● TEXT SEGMENT:
····················

for source in source_fs:
_process_image_pixelwise(source, stats)
print(f"\u03BC: {[stats[colour].mean for colour in 'rgb']}")
print(f"\u03C3: {[stats[colour].std for colour in 'rgb']}")
else:
means, vars = zip(*(_process_image(source) for source in source_fs))
means = np.array(means)
vars = np.array(vars)
print(f"\u03BC: {[[means[:i+1, c].mean() for c in range(3)] for i in range(len(means))]}")
print(f"\u03C3: {[[np.sqrt(vars[:i+1, c].mean()) for c in range(3)] for i in range(len(vars))]}")
def _process_image(source_f):
img = np.array(Image.open(source_f))
return img.mean(axis=(0,1)), img.var(axis=(0,1))
def _process_image_pixelwise(source_f, stats):
img = np.array(Image.open(source_f))

····················

● BRIEF: In the code fragment, why does the line that prints σ in the else branch apply np.sqrt to the averaged values?

····················

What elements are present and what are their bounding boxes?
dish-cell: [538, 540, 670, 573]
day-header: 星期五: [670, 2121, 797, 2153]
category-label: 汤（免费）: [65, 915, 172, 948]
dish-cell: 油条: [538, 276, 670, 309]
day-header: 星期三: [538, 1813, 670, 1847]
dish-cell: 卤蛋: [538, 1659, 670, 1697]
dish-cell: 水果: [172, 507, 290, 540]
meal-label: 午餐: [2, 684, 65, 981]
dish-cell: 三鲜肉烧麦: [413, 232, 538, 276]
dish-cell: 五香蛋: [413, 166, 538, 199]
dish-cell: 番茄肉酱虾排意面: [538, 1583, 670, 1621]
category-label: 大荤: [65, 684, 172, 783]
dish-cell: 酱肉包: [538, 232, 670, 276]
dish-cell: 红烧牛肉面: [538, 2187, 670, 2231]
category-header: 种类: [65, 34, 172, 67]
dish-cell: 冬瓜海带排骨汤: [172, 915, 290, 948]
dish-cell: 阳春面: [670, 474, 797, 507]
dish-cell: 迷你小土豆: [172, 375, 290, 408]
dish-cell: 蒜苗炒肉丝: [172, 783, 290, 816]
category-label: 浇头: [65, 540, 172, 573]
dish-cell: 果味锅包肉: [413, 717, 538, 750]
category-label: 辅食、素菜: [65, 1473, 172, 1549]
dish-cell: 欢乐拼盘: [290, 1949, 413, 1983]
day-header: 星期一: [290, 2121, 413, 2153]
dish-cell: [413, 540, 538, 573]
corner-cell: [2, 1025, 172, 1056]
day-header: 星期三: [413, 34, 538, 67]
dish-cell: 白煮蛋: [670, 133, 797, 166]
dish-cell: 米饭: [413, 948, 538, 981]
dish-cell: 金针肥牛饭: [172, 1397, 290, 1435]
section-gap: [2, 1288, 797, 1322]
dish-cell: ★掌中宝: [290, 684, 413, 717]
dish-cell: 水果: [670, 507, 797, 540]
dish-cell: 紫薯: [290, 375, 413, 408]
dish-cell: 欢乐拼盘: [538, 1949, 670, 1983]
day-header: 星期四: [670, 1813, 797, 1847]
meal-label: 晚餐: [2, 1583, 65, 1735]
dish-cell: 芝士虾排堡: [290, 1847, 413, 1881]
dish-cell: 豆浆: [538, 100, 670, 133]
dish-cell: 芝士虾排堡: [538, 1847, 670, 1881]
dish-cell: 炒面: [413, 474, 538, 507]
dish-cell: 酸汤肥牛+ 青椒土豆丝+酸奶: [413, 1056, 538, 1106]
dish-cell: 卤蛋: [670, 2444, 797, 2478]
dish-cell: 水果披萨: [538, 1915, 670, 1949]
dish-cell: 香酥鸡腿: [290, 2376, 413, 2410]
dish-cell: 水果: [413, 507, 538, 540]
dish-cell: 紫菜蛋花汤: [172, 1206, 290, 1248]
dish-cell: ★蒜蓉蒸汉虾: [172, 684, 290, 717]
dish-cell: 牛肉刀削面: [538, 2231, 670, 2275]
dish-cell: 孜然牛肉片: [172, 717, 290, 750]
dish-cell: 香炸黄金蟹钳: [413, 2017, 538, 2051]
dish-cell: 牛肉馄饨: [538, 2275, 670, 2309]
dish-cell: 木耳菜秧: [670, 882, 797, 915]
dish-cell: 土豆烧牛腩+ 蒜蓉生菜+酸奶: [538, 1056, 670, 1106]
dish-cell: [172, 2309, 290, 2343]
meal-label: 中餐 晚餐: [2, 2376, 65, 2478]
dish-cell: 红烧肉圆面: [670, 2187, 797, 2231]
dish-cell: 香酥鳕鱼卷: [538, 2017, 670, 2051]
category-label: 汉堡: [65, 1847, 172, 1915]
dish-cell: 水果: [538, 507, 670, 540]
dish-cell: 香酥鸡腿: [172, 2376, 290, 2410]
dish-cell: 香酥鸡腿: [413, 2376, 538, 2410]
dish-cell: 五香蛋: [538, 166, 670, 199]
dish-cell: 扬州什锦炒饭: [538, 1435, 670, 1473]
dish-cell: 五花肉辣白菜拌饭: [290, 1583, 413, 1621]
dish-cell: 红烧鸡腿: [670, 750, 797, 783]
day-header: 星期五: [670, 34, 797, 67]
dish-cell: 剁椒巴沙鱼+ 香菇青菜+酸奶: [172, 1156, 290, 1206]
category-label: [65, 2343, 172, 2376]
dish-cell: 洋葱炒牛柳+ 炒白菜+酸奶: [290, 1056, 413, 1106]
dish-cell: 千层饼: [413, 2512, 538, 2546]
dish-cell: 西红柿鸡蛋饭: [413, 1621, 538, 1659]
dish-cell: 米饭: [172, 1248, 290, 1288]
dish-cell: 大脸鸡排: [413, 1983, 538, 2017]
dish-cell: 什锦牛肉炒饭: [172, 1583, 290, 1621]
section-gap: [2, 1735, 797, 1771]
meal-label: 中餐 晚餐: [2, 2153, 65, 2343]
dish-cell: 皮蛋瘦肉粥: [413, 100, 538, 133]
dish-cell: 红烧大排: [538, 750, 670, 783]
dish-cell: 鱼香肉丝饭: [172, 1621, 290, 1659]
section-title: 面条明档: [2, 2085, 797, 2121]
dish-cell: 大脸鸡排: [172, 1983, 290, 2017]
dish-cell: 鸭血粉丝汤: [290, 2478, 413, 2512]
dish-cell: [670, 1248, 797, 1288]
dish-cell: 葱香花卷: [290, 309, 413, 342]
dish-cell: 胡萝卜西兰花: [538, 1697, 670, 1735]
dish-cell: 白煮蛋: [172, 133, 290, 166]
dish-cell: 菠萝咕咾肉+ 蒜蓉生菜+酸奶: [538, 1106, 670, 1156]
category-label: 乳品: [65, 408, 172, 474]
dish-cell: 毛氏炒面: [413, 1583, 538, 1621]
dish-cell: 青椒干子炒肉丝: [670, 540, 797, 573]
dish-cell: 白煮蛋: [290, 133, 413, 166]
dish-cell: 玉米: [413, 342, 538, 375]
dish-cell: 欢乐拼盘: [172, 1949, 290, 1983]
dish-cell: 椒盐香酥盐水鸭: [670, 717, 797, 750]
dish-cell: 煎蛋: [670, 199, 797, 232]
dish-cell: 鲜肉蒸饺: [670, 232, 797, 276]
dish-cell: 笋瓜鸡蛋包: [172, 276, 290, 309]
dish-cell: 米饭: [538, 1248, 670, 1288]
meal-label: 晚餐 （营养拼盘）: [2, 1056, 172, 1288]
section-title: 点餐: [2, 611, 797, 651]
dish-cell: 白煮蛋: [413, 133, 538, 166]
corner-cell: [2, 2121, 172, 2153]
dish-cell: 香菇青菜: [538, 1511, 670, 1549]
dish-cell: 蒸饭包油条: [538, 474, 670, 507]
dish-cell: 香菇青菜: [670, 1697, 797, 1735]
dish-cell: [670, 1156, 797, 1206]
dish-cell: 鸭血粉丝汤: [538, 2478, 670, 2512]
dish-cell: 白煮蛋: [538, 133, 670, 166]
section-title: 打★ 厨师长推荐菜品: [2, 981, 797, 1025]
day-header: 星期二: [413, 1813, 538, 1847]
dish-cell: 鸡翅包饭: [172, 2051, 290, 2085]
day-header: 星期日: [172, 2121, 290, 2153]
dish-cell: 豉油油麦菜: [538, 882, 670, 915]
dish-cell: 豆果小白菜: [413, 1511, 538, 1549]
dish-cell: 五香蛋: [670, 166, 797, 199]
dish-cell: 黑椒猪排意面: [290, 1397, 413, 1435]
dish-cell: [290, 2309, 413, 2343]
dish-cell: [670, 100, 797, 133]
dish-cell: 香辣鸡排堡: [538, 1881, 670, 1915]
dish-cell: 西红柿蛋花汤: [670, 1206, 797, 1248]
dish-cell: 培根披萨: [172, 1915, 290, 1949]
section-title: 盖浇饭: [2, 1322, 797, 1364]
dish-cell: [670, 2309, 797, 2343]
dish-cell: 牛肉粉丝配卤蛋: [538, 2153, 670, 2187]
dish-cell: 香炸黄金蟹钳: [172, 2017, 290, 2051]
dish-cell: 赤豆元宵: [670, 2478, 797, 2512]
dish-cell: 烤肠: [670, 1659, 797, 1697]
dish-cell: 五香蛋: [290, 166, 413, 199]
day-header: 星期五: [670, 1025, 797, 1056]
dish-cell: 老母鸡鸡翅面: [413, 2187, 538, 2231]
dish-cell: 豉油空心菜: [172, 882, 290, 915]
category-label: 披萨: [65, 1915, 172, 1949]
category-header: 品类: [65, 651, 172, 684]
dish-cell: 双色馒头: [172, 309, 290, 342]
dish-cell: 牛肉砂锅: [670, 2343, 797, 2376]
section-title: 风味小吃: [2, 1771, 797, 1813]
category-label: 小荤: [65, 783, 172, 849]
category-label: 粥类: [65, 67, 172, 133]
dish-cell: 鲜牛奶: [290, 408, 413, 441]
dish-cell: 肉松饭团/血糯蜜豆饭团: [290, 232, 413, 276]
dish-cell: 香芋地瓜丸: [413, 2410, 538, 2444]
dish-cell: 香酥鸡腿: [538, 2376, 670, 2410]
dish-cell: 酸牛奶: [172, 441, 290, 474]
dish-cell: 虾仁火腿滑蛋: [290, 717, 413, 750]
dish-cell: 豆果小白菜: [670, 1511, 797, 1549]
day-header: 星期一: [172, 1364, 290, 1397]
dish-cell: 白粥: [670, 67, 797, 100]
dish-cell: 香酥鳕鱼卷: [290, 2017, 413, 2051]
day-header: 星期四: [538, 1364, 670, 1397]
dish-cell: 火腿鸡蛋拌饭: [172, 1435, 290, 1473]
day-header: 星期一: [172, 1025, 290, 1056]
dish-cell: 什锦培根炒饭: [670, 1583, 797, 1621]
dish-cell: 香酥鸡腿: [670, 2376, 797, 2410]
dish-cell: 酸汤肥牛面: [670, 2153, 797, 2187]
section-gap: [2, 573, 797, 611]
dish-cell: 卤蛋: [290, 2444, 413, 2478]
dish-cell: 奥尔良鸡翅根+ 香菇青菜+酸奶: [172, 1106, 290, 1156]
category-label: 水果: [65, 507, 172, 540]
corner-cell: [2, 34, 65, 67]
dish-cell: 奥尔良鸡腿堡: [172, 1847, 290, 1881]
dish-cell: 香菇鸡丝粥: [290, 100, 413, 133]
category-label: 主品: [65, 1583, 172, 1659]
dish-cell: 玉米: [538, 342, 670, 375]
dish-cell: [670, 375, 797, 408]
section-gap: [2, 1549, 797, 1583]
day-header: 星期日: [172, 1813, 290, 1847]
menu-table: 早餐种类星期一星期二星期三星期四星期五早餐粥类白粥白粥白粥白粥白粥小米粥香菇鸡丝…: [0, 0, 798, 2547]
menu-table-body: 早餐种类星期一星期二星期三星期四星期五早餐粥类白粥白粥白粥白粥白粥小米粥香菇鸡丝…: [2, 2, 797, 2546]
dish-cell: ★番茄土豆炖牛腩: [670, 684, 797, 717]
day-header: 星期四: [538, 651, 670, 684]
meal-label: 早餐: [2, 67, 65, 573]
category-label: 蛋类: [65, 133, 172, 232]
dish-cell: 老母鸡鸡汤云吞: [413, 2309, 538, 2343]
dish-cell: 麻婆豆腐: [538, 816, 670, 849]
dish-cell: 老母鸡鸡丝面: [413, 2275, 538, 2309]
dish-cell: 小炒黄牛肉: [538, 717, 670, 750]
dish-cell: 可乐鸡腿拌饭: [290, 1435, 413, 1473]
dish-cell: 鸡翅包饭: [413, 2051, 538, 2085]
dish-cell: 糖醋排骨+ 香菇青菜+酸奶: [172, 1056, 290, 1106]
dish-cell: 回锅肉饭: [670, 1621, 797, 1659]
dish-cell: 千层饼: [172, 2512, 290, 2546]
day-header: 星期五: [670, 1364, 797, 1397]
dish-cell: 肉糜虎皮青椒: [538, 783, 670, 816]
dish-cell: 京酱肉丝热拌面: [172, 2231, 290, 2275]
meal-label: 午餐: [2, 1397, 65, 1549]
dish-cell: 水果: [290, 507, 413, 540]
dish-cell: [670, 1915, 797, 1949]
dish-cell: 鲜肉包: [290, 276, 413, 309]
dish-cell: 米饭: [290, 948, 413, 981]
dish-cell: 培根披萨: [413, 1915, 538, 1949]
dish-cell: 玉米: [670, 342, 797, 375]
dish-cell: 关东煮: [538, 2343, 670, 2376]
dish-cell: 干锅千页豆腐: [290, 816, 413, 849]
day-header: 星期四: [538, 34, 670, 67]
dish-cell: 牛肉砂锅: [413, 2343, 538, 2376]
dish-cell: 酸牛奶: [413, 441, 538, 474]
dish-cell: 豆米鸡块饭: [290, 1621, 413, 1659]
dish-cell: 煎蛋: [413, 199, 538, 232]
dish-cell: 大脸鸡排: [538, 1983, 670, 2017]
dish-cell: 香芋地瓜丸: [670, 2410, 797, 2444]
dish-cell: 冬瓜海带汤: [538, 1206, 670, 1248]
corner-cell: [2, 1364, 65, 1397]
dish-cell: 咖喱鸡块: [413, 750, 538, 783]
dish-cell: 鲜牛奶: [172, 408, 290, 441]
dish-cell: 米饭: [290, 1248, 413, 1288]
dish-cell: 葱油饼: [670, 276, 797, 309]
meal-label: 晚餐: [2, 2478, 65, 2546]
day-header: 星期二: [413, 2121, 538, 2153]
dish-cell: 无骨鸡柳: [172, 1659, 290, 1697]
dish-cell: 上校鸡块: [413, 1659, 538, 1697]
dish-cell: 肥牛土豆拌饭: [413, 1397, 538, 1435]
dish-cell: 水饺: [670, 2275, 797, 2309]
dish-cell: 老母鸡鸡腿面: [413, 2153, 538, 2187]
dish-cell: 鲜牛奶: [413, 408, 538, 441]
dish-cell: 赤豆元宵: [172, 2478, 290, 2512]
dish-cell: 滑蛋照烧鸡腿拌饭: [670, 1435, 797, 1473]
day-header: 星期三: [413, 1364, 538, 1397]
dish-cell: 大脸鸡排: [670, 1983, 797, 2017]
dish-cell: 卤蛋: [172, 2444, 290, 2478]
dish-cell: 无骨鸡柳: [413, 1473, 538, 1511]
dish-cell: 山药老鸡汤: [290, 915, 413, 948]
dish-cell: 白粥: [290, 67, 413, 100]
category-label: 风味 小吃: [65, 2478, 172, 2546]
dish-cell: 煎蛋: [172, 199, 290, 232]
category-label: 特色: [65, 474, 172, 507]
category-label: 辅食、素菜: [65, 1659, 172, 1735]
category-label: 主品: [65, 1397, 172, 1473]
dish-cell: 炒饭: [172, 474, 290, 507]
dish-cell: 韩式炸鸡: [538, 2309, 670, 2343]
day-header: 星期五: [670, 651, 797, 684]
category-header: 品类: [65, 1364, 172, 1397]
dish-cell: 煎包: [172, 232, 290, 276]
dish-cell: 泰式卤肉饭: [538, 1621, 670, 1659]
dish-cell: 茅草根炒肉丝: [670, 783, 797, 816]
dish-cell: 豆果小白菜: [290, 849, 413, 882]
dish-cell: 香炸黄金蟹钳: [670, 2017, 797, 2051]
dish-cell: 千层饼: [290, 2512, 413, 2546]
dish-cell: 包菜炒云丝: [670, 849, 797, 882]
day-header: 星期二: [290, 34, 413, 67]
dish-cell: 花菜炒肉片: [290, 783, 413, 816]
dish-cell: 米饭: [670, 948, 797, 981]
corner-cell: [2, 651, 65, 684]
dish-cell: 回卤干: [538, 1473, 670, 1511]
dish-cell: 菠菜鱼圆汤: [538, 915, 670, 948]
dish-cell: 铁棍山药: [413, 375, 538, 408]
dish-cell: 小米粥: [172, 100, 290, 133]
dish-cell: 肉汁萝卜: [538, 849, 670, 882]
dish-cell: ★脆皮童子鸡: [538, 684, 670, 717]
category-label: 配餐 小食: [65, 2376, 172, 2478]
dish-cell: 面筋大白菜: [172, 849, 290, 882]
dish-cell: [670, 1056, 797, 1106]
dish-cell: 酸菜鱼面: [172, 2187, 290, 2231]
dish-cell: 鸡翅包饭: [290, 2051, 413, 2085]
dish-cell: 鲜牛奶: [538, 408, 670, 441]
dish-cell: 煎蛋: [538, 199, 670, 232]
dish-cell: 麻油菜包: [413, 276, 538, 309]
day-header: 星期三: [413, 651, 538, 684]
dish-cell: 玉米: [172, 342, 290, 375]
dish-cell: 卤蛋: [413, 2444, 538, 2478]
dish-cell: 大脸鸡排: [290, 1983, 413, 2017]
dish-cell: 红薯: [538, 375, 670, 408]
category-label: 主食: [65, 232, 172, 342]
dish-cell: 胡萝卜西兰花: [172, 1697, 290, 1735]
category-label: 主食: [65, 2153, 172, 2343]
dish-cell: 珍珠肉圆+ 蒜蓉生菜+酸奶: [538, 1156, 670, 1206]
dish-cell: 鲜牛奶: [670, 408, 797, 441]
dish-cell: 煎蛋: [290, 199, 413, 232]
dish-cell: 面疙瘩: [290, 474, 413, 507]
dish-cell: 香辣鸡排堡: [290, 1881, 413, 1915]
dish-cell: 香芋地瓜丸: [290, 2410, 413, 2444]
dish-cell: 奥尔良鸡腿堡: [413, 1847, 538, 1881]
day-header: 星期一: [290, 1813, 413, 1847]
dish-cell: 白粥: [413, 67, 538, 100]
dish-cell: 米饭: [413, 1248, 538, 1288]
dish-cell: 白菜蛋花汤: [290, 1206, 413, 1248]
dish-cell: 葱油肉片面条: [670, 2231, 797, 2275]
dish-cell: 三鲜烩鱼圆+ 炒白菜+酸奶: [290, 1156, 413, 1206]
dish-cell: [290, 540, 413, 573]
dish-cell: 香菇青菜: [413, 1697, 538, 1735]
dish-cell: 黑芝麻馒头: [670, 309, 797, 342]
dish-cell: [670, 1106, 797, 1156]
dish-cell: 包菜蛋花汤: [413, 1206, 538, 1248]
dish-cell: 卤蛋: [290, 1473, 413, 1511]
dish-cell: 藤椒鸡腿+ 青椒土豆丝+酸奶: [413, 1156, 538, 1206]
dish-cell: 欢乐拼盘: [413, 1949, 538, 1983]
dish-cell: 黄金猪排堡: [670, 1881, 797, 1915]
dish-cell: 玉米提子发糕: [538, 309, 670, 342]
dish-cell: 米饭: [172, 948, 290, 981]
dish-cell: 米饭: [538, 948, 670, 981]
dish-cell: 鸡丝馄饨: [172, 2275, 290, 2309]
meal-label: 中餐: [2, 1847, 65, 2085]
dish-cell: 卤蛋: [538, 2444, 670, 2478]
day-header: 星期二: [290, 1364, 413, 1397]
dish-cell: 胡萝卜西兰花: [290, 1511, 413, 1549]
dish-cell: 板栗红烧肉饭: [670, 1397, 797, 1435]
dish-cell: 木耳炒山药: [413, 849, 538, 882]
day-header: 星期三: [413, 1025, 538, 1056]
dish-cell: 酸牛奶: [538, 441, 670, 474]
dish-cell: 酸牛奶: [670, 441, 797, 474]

····················

● SOLUTION BELOW: The averaged values are variances, because _process_image returns img.var(axis=(0,1)) for each image. σ stands for the standard deviation, as the other branch shows by printing stats[colour].std under that label. The square root therefore turns the mean variance into a standard deviation.